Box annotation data
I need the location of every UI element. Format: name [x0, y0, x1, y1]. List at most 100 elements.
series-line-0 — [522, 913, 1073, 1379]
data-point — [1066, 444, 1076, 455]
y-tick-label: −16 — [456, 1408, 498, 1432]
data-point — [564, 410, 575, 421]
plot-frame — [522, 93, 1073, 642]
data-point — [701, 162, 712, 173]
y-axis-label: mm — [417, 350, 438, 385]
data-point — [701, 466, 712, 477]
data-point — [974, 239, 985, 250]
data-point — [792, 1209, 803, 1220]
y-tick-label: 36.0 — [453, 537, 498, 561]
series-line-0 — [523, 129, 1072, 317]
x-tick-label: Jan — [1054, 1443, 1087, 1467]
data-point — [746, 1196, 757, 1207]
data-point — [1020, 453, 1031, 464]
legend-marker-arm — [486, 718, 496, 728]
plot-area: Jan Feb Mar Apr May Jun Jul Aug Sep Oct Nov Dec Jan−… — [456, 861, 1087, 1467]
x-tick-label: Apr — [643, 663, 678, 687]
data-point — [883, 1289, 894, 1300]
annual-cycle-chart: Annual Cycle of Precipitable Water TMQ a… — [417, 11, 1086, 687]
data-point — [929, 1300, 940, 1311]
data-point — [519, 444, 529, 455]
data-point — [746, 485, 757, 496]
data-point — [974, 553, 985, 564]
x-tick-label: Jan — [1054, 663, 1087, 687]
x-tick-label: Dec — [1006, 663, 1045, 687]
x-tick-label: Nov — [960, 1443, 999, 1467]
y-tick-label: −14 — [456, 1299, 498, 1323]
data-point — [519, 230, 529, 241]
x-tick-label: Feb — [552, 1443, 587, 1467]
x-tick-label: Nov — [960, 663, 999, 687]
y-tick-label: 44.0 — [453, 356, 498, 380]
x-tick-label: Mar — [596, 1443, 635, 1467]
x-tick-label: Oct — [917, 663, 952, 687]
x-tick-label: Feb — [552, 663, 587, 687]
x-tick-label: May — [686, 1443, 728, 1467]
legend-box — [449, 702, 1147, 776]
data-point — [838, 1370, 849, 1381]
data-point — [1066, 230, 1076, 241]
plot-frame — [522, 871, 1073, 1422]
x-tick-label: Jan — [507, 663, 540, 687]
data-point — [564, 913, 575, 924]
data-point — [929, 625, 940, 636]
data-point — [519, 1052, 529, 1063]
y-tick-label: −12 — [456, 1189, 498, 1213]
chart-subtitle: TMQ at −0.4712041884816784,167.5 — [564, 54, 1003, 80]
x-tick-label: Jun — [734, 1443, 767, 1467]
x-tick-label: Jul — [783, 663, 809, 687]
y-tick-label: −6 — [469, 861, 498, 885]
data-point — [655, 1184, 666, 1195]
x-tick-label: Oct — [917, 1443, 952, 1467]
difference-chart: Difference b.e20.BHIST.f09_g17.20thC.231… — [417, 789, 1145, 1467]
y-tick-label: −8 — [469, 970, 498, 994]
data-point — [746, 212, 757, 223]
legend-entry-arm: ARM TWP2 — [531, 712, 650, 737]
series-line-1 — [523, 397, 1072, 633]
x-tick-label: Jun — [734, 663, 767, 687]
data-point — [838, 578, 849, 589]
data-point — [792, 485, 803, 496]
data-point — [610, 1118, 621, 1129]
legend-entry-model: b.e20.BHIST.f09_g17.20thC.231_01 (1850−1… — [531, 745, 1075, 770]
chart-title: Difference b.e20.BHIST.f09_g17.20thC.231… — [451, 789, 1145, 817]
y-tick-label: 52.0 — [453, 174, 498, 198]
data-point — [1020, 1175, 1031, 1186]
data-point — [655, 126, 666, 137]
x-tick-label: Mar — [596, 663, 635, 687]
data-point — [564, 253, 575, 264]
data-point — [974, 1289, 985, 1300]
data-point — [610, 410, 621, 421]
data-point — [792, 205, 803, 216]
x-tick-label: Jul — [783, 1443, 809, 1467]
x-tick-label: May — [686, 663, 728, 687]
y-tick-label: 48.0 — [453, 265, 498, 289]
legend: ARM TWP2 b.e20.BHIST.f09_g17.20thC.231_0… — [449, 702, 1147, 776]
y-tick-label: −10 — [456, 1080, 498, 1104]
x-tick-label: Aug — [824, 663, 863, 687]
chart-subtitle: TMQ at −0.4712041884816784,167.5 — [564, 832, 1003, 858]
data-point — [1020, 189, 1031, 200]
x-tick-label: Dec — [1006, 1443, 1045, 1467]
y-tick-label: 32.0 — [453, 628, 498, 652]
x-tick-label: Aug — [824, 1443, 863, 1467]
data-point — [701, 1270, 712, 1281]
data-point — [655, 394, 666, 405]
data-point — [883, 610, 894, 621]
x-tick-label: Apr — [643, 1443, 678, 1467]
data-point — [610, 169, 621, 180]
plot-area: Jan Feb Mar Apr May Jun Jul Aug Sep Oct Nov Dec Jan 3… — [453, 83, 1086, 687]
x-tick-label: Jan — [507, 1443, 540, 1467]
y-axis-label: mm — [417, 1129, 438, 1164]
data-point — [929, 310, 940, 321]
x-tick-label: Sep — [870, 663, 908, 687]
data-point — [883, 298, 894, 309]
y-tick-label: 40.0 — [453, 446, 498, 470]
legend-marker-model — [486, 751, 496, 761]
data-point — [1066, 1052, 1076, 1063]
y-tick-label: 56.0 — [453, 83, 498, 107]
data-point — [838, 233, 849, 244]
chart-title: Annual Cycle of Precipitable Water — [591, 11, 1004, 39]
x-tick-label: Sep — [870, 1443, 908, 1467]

**EXERCISE REQUIREMENTS:** Please repeat the listing above line for line, word for word.

**WRITTEN SOLUTION:**
I need the location of every UI element. Format: name [x0, y0, x1, y1]. List at most 100 elements.
series-line-0 — [522, 913, 1073, 1379]
data-point — [1066, 444, 1076, 455]
y-tick-label: −16 — [456, 1408, 498, 1432]
data-point — [564, 410, 575, 421]
plot-frame — [522, 93, 1073, 642]
data-point — [701, 162, 712, 173]
y-axis-label: mm — [417, 350, 438, 385]
data-point — [701, 466, 712, 477]
data-point — [974, 239, 985, 250]
data-point — [792, 1209, 803, 1220]
y-tick-label: 36.0 — [453, 537, 498, 561]
series-line-0 — [523, 129, 1072, 317]
x-tick-label: Jan — [1054, 1443, 1087, 1467]
data-point — [746, 1196, 757, 1207]
data-point — [1020, 453, 1031, 464]
legend-marker-arm — [486, 718, 496, 728]
plot-area: Jan Feb Mar Apr May Jun Jul Aug Sep Oct Nov Dec Jan−… — [456, 861, 1087, 1467]
x-tick-label: Apr — [643, 663, 678, 687]
data-point — [883, 1289, 894, 1300]
annual-cycle-chart: Annual Cycle of Precipitable Water TMQ a… — [417, 11, 1086, 687]
data-point — [929, 1300, 940, 1311]
data-point — [519, 444, 529, 455]
data-point — [746, 485, 757, 496]
data-point — [974, 553, 985, 564]
x-tick-label: Jan — [1054, 663, 1087, 687]
x-tick-label: Dec — [1006, 663, 1045, 687]
x-tick-label: Nov — [960, 1443, 999, 1467]
y-tick-label: −14 — [456, 1299, 498, 1323]
data-point — [519, 230, 529, 241]
x-tick-label: Feb — [552, 1443, 587, 1467]
x-tick-label: Nov — [960, 663, 999, 687]
y-tick-label: 44.0 — [453, 356, 498, 380]
x-tick-label: Mar — [596, 1443, 635, 1467]
x-tick-label: Oct — [917, 663, 952, 687]
x-tick-label: Feb — [552, 663, 587, 687]
x-tick-label: May — [686, 1443, 728, 1467]
legend-box — [449, 702, 1147, 776]
data-point — [838, 1370, 849, 1381]
data-point — [1066, 230, 1076, 241]
plot-frame — [522, 871, 1073, 1422]
x-tick-label: Jan — [507, 663, 540, 687]
data-point — [564, 913, 575, 924]
data-point — [929, 625, 940, 636]
data-point — [519, 1052, 529, 1063]
y-tick-label: −12 — [456, 1189, 498, 1213]
chart-subtitle: TMQ at −0.4712041884816784,167.5 — [564, 54, 1003, 80]
x-tick-label: Jun — [734, 1443, 767, 1467]
x-tick-label: Jul — [783, 663, 809, 687]
y-tick-label: −6 — [469, 861, 498, 885]
data-point — [655, 1184, 666, 1195]
x-tick-label: Oct — [917, 1443, 952, 1467]
difference-chart: Difference b.e20.BHIST.f09_g17.20thC.231… — [417, 789, 1145, 1467]
y-tick-label: −8 — [469, 970, 498, 994]
data-point — [746, 212, 757, 223]
legend-entry-arm: ARM TWP2 — [531, 712, 650, 737]
series-line-1 — [523, 397, 1072, 633]
x-tick-label: Jun — [734, 663, 767, 687]
data-point — [838, 578, 849, 589]
data-point — [792, 485, 803, 496]
data-point — [610, 1118, 621, 1129]
legend-entry-model: b.e20.BHIST.f09_g17.20thC.231_01 (1850−1… — [531, 745, 1075, 770]
chart-title: Difference b.e20.BHIST.f09_g17.20thC.231… — [451, 789, 1145, 817]
y-tick-label: 52.0 — [453, 174, 498, 198]
data-point — [1020, 1175, 1031, 1186]
data-point — [655, 126, 666, 137]
x-tick-label: Mar — [596, 663, 635, 687]
data-point — [564, 253, 575, 264]
data-point — [974, 1289, 985, 1300]
data-point — [610, 410, 621, 421]
data-point — [792, 205, 803, 216]
x-tick-label: Jul — [783, 1443, 809, 1467]
x-tick-label: May — [686, 663, 728, 687]
y-tick-label: 48.0 — [453, 265, 498, 289]
legend: ARM TWP2 b.e20.BHIST.f09_g17.20thC.231_0… — [449, 702, 1147, 776]
y-tick-label: −10 — [456, 1080, 498, 1104]
x-tick-label: Aug — [824, 663, 863, 687]
chart-subtitle: TMQ at −0.4712041884816784,167.5 — [564, 832, 1003, 858]
data-point — [1020, 189, 1031, 200]
x-tick-label: Dec — [1006, 1443, 1045, 1467]
y-tick-label: 32.0 — [453, 628, 498, 652]
x-tick-label: Aug — [824, 1443, 863, 1467]
data-point — [701, 1270, 712, 1281]
data-point — [655, 394, 666, 405]
data-point — [883, 610, 894, 621]
x-tick-label: Apr — [643, 1443, 678, 1467]
data-point — [610, 169, 621, 180]
plot-area: Jan Feb Mar Apr May Jun Jul Aug Sep Oct Nov Dec Jan 3… — [453, 83, 1086, 687]
x-tick-label: Jan — [507, 1443, 540, 1467]
y-axis-label: mm — [417, 1129, 438, 1164]
data-point — [929, 310, 940, 321]
x-tick-label: Sep — [870, 663, 908, 687]
data-point — [883, 298, 894, 309]
y-tick-label: 40.0 — [453, 446, 498, 470]
legend-marker-model — [486, 751, 496, 761]
data-point — [1066, 1052, 1076, 1063]
y-tick-label: 56.0 — [453, 83, 498, 107]
data-point — [838, 233, 849, 244]
chart-title: Annual Cycle of Precipitable Water — [591, 11, 1004, 39]
x-tick-label: Sep — [870, 1443, 908, 1467]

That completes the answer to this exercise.